-- START OF Information supplied --

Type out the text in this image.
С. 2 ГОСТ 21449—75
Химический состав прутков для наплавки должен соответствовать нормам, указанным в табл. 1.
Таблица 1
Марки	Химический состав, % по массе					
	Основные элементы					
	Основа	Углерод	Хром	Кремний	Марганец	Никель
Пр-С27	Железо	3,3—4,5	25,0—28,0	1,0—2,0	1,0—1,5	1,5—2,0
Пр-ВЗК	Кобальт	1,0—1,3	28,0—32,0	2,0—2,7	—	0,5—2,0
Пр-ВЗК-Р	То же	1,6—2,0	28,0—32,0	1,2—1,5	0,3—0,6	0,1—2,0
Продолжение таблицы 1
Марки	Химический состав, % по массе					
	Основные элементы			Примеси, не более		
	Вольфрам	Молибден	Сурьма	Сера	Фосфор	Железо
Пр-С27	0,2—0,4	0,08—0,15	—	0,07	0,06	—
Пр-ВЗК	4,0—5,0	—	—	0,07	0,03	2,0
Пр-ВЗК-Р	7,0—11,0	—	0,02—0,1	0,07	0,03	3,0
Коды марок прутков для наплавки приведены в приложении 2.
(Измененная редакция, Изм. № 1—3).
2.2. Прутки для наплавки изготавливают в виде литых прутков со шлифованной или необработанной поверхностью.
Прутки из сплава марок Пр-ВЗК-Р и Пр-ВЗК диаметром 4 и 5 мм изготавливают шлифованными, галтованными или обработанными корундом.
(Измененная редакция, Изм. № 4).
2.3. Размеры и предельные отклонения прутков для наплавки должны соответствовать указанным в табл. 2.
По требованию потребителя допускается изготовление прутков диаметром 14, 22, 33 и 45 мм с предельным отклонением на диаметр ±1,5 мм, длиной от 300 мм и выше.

-- END OF Information supplied --

Show every line that contains the word "Основные".

* **Task answer**
	Основные элементы					
	Основные элементы			Примеси, не более		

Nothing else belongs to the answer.